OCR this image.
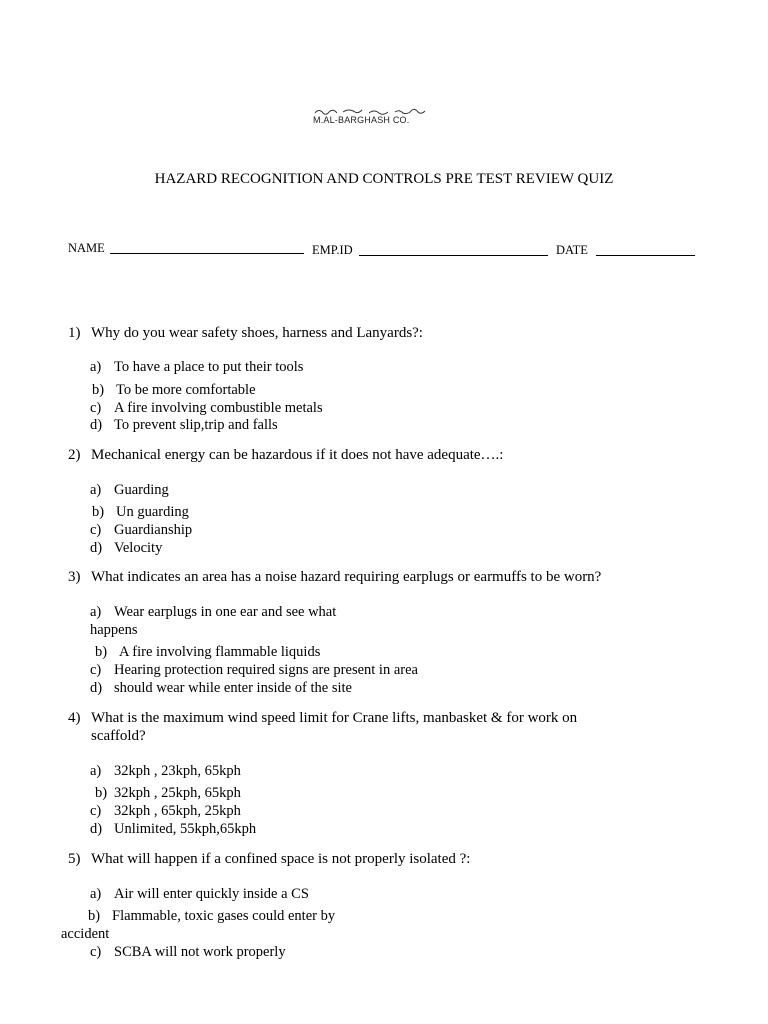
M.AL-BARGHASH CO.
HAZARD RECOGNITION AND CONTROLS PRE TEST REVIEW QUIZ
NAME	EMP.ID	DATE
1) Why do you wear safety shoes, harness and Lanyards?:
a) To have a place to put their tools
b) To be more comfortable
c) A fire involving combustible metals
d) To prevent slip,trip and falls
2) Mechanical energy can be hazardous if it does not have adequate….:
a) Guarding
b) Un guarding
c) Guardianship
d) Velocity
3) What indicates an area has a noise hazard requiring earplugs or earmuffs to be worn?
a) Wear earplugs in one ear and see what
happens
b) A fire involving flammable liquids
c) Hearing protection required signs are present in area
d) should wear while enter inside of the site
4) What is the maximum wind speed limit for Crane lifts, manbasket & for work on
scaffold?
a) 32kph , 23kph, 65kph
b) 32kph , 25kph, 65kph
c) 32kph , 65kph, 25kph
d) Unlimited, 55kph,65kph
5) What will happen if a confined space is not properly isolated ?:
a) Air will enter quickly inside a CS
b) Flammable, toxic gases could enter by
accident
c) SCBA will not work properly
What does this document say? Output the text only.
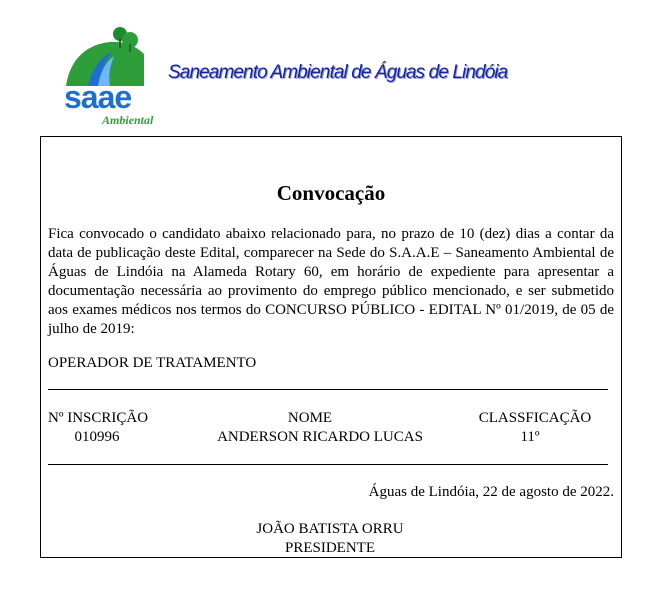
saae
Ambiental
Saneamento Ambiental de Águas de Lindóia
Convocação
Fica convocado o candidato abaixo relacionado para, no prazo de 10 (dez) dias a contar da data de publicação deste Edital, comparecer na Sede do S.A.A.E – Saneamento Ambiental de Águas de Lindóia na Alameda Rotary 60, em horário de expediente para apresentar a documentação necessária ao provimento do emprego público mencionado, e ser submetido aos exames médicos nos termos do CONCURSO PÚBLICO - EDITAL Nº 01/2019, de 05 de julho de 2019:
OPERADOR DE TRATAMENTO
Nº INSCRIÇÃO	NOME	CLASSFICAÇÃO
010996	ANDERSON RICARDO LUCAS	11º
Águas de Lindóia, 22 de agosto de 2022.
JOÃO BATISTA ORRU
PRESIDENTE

*****

Exercise prompt:
Working from the lines above, reproduce the material exactly and exclude its pictures.

Result of the exercise:
OCR this image.
M.AL-BARGHASH CO.
HAZARD RECOGNITION AND CONTROLS PRE TEST REVIEW QUIZ
NAME	EMP.ID	DATE
1) Why do you wear safety shoes, harness and Lanyards?:
a) To have a place to put their tools
b) To be more comfortable
c) A fire involving combustible metals
d) To prevent slip,trip and falls
2) Mechanical energy can be hazardous if it does not have adequate….:
a) Guarding
b) Un guarding
c) Guardianship
d) Velocity
3) What indicates an area has a noise hazard requiring earplugs or earmuffs to be worn?
a) Wear earplugs in one ear and see what
happens
b) A fire involving flammable liquids
c) Hearing protection required signs are present in area
d) should wear while enter inside of the site
4) What is the maximum wind speed limit for Crane lifts, manbasket & for work on
scaffold?
a) 32kph , 23kph, 65kph
b) 32kph , 25kph, 65kph
c) 32kph , 65kph, 25kph
d) Unlimited, 55kph,65kph
5) What will happen if a confined space is not properly isolated ?:
a) Air will enter quickly inside a CS
b) Flammable, toxic gases could enter by
accident
c) SCBA will not work properly
What does this document say? Output the text only.
saae
Ambiental
Saneamento Ambiental de Águas de Lindóia
Convocação
Fica convocado o candidato abaixo relacionado para, no prazo de 10 (dez) dias a contar da data de publicação deste Edital, comparecer na Sede do S.A.A.E – Saneamento Ambiental de Águas de Lindóia na Alameda Rotary 60, em horário de expediente para apresentar a documentação necessária ao provimento do emprego público mencionado, e ser submetido aos exames médicos nos termos do CONCURSO PÚBLICO - EDITAL Nº 01/2019, de 05 de julho de 2019:
OPERADOR DE TRATAMENTO
Nº INSCRIÇÃO	NOME	CLASSFICAÇÃO
010996	ANDERSON RICARDO LUCAS	11º
Águas de Lindóia, 22 de agosto de 2022.
JOÃO BATISTA ORRU
PRESIDENTE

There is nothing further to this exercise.